[PAGE EXCERPT — start]

Coal vs. natural gas during the polar vortex
President Barack Obama wants the U.S. to get serious about climate change. He’s proposed to limit carbon emissions from power plants. The coal industry and conservative politicians say new carbon rules will kill King Coal, and they warn that without it, severe weather events, like last year’s polar vortex, could leave people in the cold and dark.
As we begin what could be another rough winter, we looked into whether the polar vortex argument holds water, and how industry is adjusting to the changing energy climate.
It was a cold day, the first this season that Fred White turned on the heat. He could fire up the gas, but today he’s using his wood furnace. He pours in a bag of wood pellets.
“This will last three or four days,” he says.
White installed a wood furnace five years ago, because, he says, gas prices were getting too high. Now, he can work the energy market.
“If gas prices goes way up, sorry East Ohio Gas, I’m buying pellets," he says. "If the price of gas goes down, sorry pellet dudes, I’m buying gas.”
Power in short supply during extreme cold
When temperatures dip -- in some places last year they were 30 degrees below average -- homes, businesses, and industry all needed more power.
“On the worst day last January, the grid was very tight on power supply," says Ray Dotter, a spokesman for PJM Interconnection. It runs the electric grid for 13 states, including Pennsylvania, Ohio, Michigan, and West Virginia.
Dotter says there was record demand for power last January.
“We had a record amount of generation, of power plants, that were supposed to be available, but were not available, to operate,” he says.
PJM and other electric grid operators around the country worried about rolling blackouts.
Why on the days of most need were power plants unable to run?
Jay Apt, who directs Carnegie Mellon University's Electricity Industry Center, says about half the natural gas power outages were caused by plants malfunctioning in the extreme cold.
“Coal plants the same thing. We had coal piles that were frozen shut, conveyer belts to take the coal that wouldn’t move," Apt says. "And parts in the plants that didn’t work at all.”
Some in the energy industry say the electric grid needed every coal plant in the fleet. But by next year, many will be shut down.
Doug Collafella is spokesperson for Ohio-based FirstEnergy, which owns power plants and utility companies in several states. Most of their energy comes from coal. Collafella says FirstEnergy has three coal plants along Lake Erie scheduled for closure next year because of environmental regulations.
“We have to ensure that we do not set up rules that favor one sources of generation of the other, and that we lose these critical facilities,” Collafella says.
Coal vs. natural gas prices
Others in the industry say coal plants are not closing because of mercury regulations. Lee Davis is East Region President for the power producer NRG. He says coal is being shut down because it can’t compete financially.
“The biggest driver that has driven pressure on coal plants, and nuclear plants for that matter, is the price of natural gas,” Davis says.
But natural gas usage also contributed to the energy problems during the polar vortex. Energy experts say part of the problem was infrastructure, a lack of pipelines. Many gas plants couldn’t get the gas they needed to run, so they sat idle.
Ray Dotter at the PJM electric grid says they’re working on these issues. But in the long run, producing coal, natural gas and other fuels could help make the grid more stable.
“There’s less of a reliance on any one fuel, and more of a diversity among all of them,” he says.
It’s kind of a large-scale version of what Fred White set up at his house in Ohio. Most days he can choose to heat with gas or wood pellets, depending on what’s cheaper. But if one of them isn’t available, he still has a way to keep warm.

[PAGE EXCERPT — finish]
[AVAILABLE DATA — start]

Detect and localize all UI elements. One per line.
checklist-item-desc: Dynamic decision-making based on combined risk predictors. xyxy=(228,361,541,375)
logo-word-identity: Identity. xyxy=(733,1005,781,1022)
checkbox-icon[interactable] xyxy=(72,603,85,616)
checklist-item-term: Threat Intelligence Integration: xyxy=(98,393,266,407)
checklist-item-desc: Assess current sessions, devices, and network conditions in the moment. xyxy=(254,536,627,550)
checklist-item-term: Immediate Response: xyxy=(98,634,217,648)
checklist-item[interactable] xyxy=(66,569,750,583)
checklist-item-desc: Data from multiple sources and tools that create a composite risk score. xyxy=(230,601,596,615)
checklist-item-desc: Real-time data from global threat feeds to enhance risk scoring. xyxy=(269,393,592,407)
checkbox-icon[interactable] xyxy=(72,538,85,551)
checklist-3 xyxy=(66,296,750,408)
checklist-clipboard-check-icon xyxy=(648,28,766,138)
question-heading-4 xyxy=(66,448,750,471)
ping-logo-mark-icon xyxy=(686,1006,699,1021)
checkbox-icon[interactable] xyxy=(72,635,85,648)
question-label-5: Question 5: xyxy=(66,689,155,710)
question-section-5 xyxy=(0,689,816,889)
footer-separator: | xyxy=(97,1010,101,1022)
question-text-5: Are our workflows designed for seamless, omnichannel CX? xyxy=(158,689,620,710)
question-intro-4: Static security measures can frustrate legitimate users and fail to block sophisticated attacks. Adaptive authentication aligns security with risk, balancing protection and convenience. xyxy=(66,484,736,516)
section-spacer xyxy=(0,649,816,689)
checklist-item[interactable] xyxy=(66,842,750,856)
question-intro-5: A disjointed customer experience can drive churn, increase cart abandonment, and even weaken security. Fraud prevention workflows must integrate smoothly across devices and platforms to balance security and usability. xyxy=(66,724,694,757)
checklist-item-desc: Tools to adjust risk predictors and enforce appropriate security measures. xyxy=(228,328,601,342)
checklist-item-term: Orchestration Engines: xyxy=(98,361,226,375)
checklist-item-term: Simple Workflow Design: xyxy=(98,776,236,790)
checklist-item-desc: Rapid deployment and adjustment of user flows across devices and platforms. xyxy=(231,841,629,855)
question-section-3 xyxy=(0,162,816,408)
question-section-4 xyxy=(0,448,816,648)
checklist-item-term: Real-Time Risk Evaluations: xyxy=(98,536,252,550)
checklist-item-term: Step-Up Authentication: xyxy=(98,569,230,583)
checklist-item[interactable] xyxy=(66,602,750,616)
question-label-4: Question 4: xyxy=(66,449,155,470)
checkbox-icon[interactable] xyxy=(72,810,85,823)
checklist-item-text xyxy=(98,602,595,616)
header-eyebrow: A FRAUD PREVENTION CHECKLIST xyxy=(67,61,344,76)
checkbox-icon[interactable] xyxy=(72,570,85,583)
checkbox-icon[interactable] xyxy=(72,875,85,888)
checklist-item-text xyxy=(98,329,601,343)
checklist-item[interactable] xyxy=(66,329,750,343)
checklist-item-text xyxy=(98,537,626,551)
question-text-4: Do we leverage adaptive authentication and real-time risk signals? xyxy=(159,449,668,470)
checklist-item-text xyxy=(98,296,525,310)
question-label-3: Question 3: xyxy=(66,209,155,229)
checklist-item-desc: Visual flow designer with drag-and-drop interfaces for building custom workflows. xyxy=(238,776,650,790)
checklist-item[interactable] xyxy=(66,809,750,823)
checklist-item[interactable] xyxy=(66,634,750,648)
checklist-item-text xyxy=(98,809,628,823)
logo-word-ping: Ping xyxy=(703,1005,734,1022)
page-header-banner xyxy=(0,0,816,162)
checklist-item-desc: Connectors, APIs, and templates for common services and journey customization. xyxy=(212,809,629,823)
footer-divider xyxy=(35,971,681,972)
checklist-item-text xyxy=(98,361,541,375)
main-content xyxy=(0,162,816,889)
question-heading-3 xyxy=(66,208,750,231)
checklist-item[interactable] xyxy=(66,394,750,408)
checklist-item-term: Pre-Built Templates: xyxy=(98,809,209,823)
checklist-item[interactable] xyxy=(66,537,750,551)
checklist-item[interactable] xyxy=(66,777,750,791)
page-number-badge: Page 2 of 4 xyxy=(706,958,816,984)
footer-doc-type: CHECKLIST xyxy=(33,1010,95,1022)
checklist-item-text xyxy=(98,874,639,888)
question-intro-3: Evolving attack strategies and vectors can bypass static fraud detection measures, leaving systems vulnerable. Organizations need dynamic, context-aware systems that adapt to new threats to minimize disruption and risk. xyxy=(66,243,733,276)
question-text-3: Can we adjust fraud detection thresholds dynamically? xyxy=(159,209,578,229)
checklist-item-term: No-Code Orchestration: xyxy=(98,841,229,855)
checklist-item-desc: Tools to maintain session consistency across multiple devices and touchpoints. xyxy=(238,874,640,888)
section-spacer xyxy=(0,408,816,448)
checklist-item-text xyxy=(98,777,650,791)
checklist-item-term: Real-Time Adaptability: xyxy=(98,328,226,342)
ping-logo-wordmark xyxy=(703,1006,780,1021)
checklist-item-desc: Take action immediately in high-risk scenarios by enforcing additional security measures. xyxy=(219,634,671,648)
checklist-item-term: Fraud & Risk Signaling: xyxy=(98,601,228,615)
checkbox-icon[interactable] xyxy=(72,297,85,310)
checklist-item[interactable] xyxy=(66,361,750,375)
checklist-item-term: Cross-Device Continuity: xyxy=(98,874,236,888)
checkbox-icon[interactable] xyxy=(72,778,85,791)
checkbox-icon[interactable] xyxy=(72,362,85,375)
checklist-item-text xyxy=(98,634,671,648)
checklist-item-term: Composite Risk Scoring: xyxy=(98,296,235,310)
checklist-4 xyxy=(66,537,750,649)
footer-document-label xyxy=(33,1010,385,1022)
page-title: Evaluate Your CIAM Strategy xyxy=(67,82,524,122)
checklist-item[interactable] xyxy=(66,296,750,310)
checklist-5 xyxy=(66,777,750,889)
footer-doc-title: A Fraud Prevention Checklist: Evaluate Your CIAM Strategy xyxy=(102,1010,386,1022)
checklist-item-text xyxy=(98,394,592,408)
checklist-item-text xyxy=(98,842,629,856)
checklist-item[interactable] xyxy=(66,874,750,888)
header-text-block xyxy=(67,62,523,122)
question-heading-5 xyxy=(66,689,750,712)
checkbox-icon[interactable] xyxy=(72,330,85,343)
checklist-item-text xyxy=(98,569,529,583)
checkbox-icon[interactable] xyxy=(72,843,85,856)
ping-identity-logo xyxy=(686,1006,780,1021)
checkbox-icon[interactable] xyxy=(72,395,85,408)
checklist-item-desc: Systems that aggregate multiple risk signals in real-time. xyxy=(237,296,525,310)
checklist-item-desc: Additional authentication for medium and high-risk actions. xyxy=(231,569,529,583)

[AVAILABLE DATA — finish]

== DESCRIPTION OF THE TASK ==
Could you quote the article on coal and natural gas word for word, starting at "Doug Collafella is" and stopping after "of environmental regulations."?

== RESULT FOR THIS EXERCISE ==
Doug Collafella is spokesperson for Ohio-based FirstEnergy, which owns power plants and utility companies in several states. Most of their energy comes from coal. Collafella says FirstEnergy has three coal plants along Lake Erie scheduled for closure next year because of environmental regulations.